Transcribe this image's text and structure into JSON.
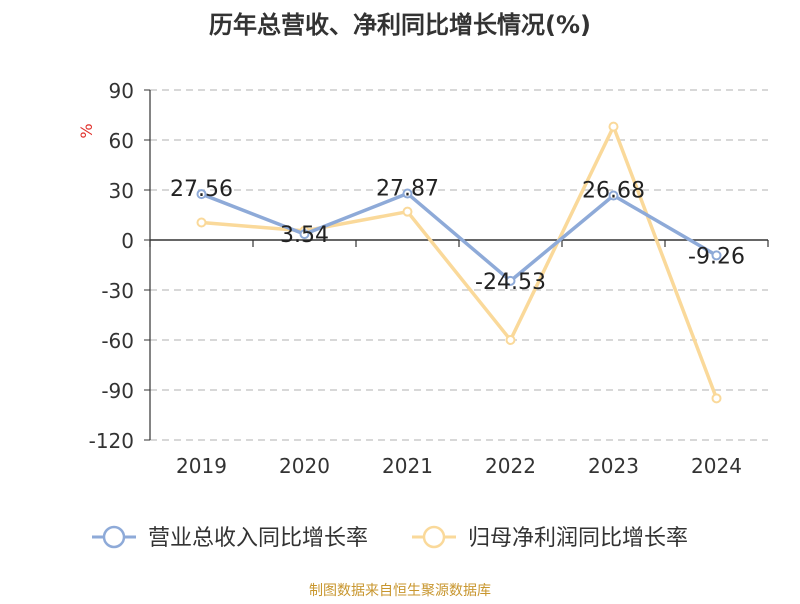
{
  "title": "历年总营收、净利同比增长情况(%)",
  "y_unit": "%",
  "source": "制图数据来自恒生聚源数据库",
  "chart_data": {
    "type": "line",
    "title": "历年总营收、净利同比增长情况(%)",
    "ylabel": "%",
    "x": [
      "2019",
      "2020",
      "2021",
      "2022",
      "2023",
      "2024"
    ],
    "ylim": [
      -120,
      90
    ],
    "yticks": [
      90,
      60,
      30,
      0,
      -30,
      -60,
      -90,
      -120
    ],
    "grid": "horizontal dashed",
    "legend_position": "bottom",
    "series": [
      {
        "name": "营业总收入同比增长率",
        "color": "#8eaad8",
        "values": [
          27.56,
          3.54,
          27.87,
          -24.53,
          26.68,
          -9.26
        ],
        "data_labels": [
          "27.56",
          "3.54",
          "27.87",
          "-24.53",
          "26.68",
          "-9.26"
        ]
      },
      {
        "name": "归母净利润同比增长率",
        "color": "#fad99a",
        "values": [
          10.5,
          5.5,
          17.0,
          -60.0,
          68.0,
          -95.0
        ]
      }
    ]
  }
}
= = = = = = =
Task prompt: Without including any pictures, reproduce the listing exactly.

Final result:
Transcribe this image's text and structure into JSON.
{
  "title": "历年总营收、净利同比增长情况(%)",
  "y_unit": "%",
  "source": "制图数据来自恒生聚源数据库",
  "chart_data": {
    "type": "line",
    "title": "历年总营收、净利同比增长情况(%)",
    "ylabel": "%",
    "x": [
      "2019",
      "2020",
      "2021",
      "2022",
      "2023",
      "2024"
    ],
    "ylim": [
      -120,
      90
    ],
    "yticks": [
      90,
      60,
      30,
      0,
      -30,
      -60,
      -90,
      -120
    ],
    "grid": "horizontal dashed",
    "legend_position": "bottom",
    "series": [
      {
        "name": "营业总收入同比增长率",
        "color": "#8eaad8",
        "values": [
          27.56,
          3.54,
          27.87,
          -24.53,
          26.68,
          -9.26
        ],
        "data_labels": [
          "27.56",
          "3.54",
          "27.87",
          "-24.53",
          "26.68",
          "-9.26"
        ]
      },
      {
        "name": "归母净利润同比增长率",
        "color": "#fad99a",
        "values": [
          10.5,
          5.5,
          17.0,
          -60.0,
          68.0,
          -95.0
        ]
      }
    ]
  }
}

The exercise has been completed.